# What is expected:
Reproduce every entry that follows word for word, but omit the images.

# Exercise materials:
******************************
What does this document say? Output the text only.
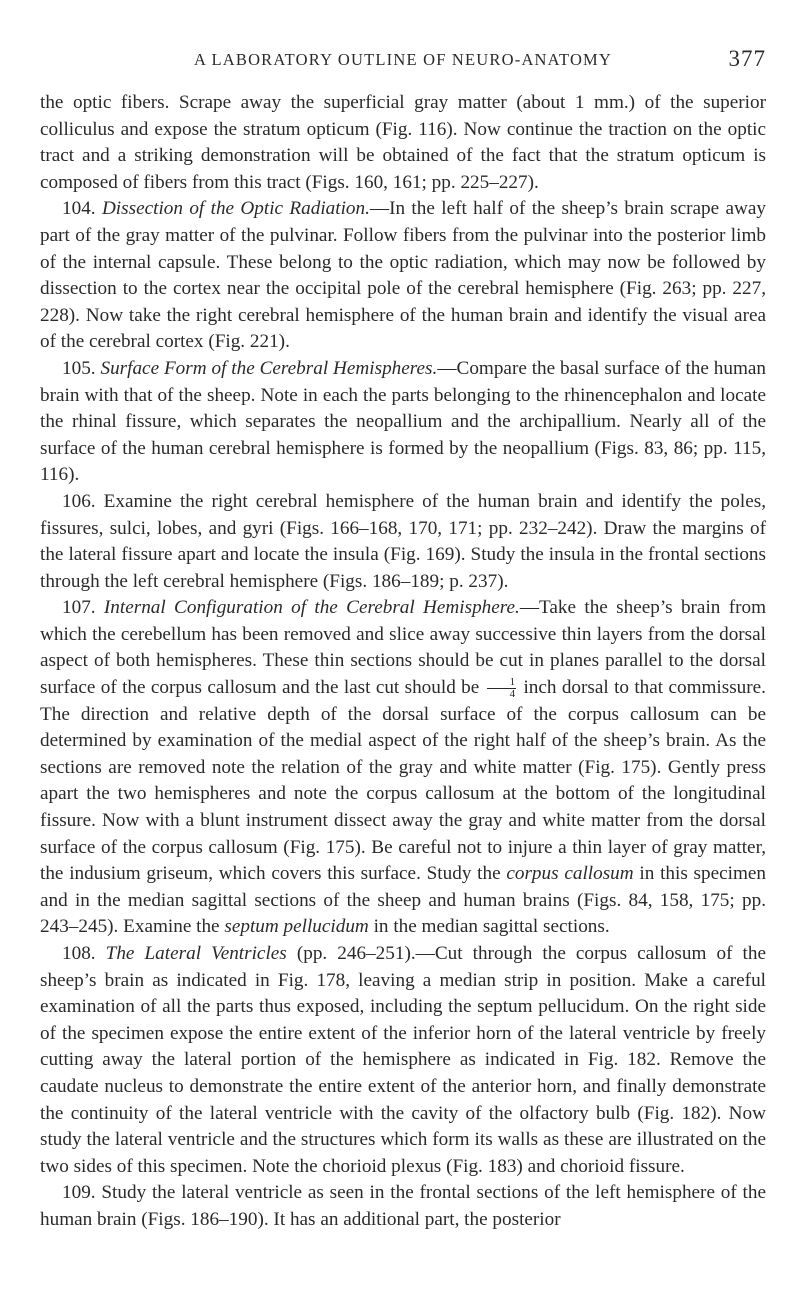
A LABORATORY OUTLINE OF NEURO-ANATOMY	377

the optic fibers. Scrape away the superficial gray matter (about 1 mm.) of the superior colliculus and expose the stratum opticum (Fig. 116). Now continue the traction on the optic tract and a striking demonstration will be obtained of the fact that the stratum opticum is composed of fibers from this tract (Figs. 160, 161; pp. 225–227).

104. Dissection of the Optic Radiation.—In the left half of the sheep’s brain scrape away part of the gray matter of the pulvinar. Follow fibers from the pulvinar into the posterior limb of the internal capsule. These belong to the optic radiation, which may now be followed by dissection to the cortex near the occipital pole of the cerebral hemisphere (Fig. 263; pp. 227, 228). Now take the right cerebral hemisphere of the human brain and identify the visual area of the cerebral cortex (Fig. 221).

105. Surface Form of the Cerebral Hemispheres.—Compare the basal surface of the human brain with that of the sheep. Note in each the parts belonging to the rhinencephalon and locate the rhinal fissure, which separates the neopallium and the archipallium. Nearly all of the surface of the human cerebral hemisphere is formed by the neopallium (Figs. 83, 86; pp. 115, 116).

106. Examine the right cerebral hemisphere of the human brain and identify the poles, fissures, sulci, lobes, and gyri (Figs. 166–168, 170, 171; pp. 232–242). Draw the margins of the lateral fissure apart and locate the insula (Fig. 169). Study the insula in the frontal sections through the left cerebral hemisphere (Figs. 186–189; p. 237).

107. Internal Configuration of the Cerebral Hemisphere.—Take the sheep’s brain from which the cerebellum has been removed and slice away successive thin layers from the dorsal aspect of both hemispheres. These thin sections should be cut in planes parallel to the dorsal surface of the corpus callosum and the last cut should be $\frac{1}{4}$ inch dorsal to that commissure. The direction and relative depth of the dorsal surface of the corpus callosum can be determined by examination of the medial aspect of the right half of the sheep’s brain. As the sections are removed note the relation of the gray and white matter (Fig. 175). Gently press apart the two hemispheres and note the corpus callosum at the bottom of the longitudinal fissure. Now with a blunt instrument dissect away the gray and white matter from the dorsal surface of the corpus callosum (Fig. 175). Be careful not to injure a thin layer of gray matter, the indusium griseum, which covers this surface. Study the corpus callosum in this specimen and in the median sagittal sections of the sheep and human brains (Figs. 84, 158, 175; pp. 243–245). Examine the septum pellucidum in the median sagittal sections.

108. The Lateral Ventricles (pp. 246–251).—Cut through the corpus callosum of the sheep’s brain as indicated in Fig. 178, leaving a median strip in position. Make a careful examination of all the parts thus exposed, including the septum pellucidum. On the right side of the specimen expose the entire extent of the inferior horn of the lateral ventricle by freely cutting away the lateral portion of the hemisphere as indicated in Fig. 182. Remove the caudate nucleus to demonstrate the entire extent of the anterior horn, and finally demonstrate the continuity of the lateral ventricle with the cavity of the olfactory bulb (Fig. 182). Now study the lateral ventricle and the structures which form its walls as these are illustrated on the two sides of this specimen. Note the chorioid plexus (Fig. 183) and chorioid fissure.

109. Study the lateral ventricle as seen in the frontal sections of the left hemisphere of the human brain (Figs. 186–190). It has an additional part, the posterior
******************************
# Answer in full:
What does this document say? Output the text only.
A LABORATORY OUTLINE OF NEURO-ANATOMY	377

the optic fibers. Scrape away the superficial gray matter (about 1 mm.) of the superior colliculus and expose the stratum opticum (Fig. 116). Now continue the traction on the optic tract and a striking demonstration will be obtained of the fact that the stratum opticum is composed of fibers from this tract (Figs. 160, 161; pp. 225–227).

104. Dissection of the Optic Radiation.—In the left half of the sheep’s brain scrape away part of the gray matter of the pulvinar. Follow fibers from the pulvinar into the posterior limb of the internal capsule. These belong to the optic radiation, which may now be followed by dissection to the cortex near the occipital pole of the cerebral hemisphere (Fig. 263; pp. 227, 228). Now take the right cerebral hemisphere of the human brain and identify the visual area of the cerebral cortex (Fig. 221).

105. Surface Form of the Cerebral Hemispheres.—Compare the basal surface of the human brain with that of the sheep. Note in each the parts belonging to the rhinencephalon and locate the rhinal fissure, which separates the neopallium and the archipallium. Nearly all of the surface of the human cerebral hemisphere is formed by the neopallium (Figs. 83, 86; pp. 115, 116).

106. Examine the right cerebral hemisphere of the human brain and identify the poles, fissures, sulci, lobes, and gyri (Figs. 166–168, 170, 171; pp. 232–242). Draw the margins of the lateral fissure apart and locate the insula (Fig. 169). Study the insula in the frontal sections through the left cerebral hemisphere (Figs. 186–189; p. 237).

107. Internal Configuration of the Cerebral Hemisphere.—Take the sheep’s brain from which the cerebellum has been removed and slice away successive thin layers from the dorsal aspect of both hemispheres. These thin sections should be cut in planes parallel to the dorsal surface of the corpus callosum and the last cut should be $\frac{1}{4}$ inch dorsal to that commissure. The direction and relative depth of the dorsal surface of the corpus callosum can be determined by examination of the medial aspect of the right half of the sheep’s brain. As the sections are removed note the relation of the gray and white matter (Fig. 175). Gently press apart the two hemispheres and note the corpus callosum at the bottom of the longitudinal fissure. Now with a blunt instrument dissect away the gray and white matter from the dorsal surface of the corpus callosum (Fig. 175). Be careful not to injure a thin layer of gray matter, the indusium griseum, which covers this surface. Study the corpus callosum in this specimen and in the median sagittal sections of the sheep and human brains (Figs. 84, 158, 175; pp. 243–245). Examine the septum pellucidum in the median sagittal sections.

108. The Lateral Ventricles (pp. 246–251).—Cut through the corpus callosum of the sheep’s brain as indicated in Fig. 178, leaving a median strip in position. Make a careful examination of all the parts thus exposed, including the septum pellucidum. On the right side of the specimen expose the entire extent of the inferior horn of the lateral ventricle by freely cutting away the lateral portion of the hemisphere as indicated in Fig. 182. Remove the caudate nucleus to demonstrate the entire extent of the anterior horn, and finally demonstrate the continuity of the lateral ventricle with the cavity of the olfactory bulb (Fig. 182). Now study the lateral ventricle and the structures which form its walls as these are illustrated on the two sides of this specimen. Note the chorioid plexus (Fig. 183) and chorioid fissure.

109. Study the lateral ventricle as seen in the frontal sections of the left hemisphere of the human brain (Figs. 186–190). It has an additional part, the posterior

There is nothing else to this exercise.